Pick out each line below containing "name".

▼▼▼

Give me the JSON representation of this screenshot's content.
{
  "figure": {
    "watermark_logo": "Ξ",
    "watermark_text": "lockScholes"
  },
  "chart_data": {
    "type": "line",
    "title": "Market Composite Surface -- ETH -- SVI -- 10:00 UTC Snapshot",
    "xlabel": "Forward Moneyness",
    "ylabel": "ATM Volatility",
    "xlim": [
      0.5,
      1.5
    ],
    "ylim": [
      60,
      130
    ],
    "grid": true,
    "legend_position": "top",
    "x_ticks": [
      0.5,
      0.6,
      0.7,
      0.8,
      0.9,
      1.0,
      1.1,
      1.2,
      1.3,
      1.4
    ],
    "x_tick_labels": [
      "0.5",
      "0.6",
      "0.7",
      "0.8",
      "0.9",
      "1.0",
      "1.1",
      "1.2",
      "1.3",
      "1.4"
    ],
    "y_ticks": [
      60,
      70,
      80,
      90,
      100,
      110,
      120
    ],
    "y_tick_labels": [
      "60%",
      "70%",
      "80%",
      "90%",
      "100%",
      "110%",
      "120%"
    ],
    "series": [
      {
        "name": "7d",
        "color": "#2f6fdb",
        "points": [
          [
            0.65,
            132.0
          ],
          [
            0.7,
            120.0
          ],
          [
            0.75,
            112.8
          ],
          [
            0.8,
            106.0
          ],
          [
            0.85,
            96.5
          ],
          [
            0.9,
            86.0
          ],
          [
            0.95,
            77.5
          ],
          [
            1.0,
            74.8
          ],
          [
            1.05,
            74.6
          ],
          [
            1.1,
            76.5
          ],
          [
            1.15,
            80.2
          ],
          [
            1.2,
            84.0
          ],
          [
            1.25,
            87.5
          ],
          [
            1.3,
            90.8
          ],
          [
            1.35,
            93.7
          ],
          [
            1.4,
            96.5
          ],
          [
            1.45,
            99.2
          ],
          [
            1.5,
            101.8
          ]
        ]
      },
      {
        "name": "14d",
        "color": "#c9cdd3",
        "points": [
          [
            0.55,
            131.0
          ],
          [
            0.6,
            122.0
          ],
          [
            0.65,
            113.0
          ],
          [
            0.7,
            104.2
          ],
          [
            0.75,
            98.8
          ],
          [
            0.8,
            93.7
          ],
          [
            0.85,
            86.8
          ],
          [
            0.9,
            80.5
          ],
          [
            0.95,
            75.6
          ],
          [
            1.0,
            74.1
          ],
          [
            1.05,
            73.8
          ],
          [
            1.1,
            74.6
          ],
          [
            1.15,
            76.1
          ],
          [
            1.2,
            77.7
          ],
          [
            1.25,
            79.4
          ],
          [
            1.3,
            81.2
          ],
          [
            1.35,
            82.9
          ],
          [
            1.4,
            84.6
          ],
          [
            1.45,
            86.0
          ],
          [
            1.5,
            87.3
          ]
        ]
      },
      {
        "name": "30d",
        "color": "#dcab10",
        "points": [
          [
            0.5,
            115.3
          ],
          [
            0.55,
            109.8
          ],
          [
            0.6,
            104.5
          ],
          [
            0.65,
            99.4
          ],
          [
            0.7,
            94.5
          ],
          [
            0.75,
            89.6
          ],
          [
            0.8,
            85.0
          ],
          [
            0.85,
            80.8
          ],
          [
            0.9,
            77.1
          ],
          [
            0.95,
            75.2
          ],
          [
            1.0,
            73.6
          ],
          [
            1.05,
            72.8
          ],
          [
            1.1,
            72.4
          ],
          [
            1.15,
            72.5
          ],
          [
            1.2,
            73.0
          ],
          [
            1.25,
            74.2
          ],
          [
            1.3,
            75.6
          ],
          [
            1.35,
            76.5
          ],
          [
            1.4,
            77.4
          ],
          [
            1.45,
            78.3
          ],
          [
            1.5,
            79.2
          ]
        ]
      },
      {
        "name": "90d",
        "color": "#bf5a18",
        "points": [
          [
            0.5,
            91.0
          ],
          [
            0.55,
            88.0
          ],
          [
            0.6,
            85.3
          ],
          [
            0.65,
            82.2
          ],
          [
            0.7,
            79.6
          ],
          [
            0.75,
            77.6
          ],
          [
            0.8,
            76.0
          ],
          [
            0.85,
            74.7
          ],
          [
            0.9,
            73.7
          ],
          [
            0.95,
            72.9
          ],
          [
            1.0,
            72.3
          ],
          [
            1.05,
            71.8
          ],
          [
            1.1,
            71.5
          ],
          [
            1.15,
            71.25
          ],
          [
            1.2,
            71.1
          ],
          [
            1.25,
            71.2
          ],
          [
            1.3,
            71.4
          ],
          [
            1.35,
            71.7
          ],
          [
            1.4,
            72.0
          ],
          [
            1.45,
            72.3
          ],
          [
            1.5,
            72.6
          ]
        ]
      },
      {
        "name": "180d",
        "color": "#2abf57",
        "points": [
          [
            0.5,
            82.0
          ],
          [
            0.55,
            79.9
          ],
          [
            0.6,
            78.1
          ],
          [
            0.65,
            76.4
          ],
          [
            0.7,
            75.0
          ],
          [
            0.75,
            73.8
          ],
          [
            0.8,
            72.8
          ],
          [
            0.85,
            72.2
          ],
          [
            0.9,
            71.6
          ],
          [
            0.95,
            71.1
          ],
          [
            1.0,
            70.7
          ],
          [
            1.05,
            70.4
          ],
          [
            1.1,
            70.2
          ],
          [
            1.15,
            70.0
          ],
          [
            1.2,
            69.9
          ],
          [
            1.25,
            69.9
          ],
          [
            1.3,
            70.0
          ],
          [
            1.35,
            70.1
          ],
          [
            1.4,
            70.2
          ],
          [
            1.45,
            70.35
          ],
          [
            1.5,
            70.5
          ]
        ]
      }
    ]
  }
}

▲▲▲

Correct response:
        "name": "7d",
        "name": "14d",
        "name": "30d",
        "name": "90d",
        "name": "180d",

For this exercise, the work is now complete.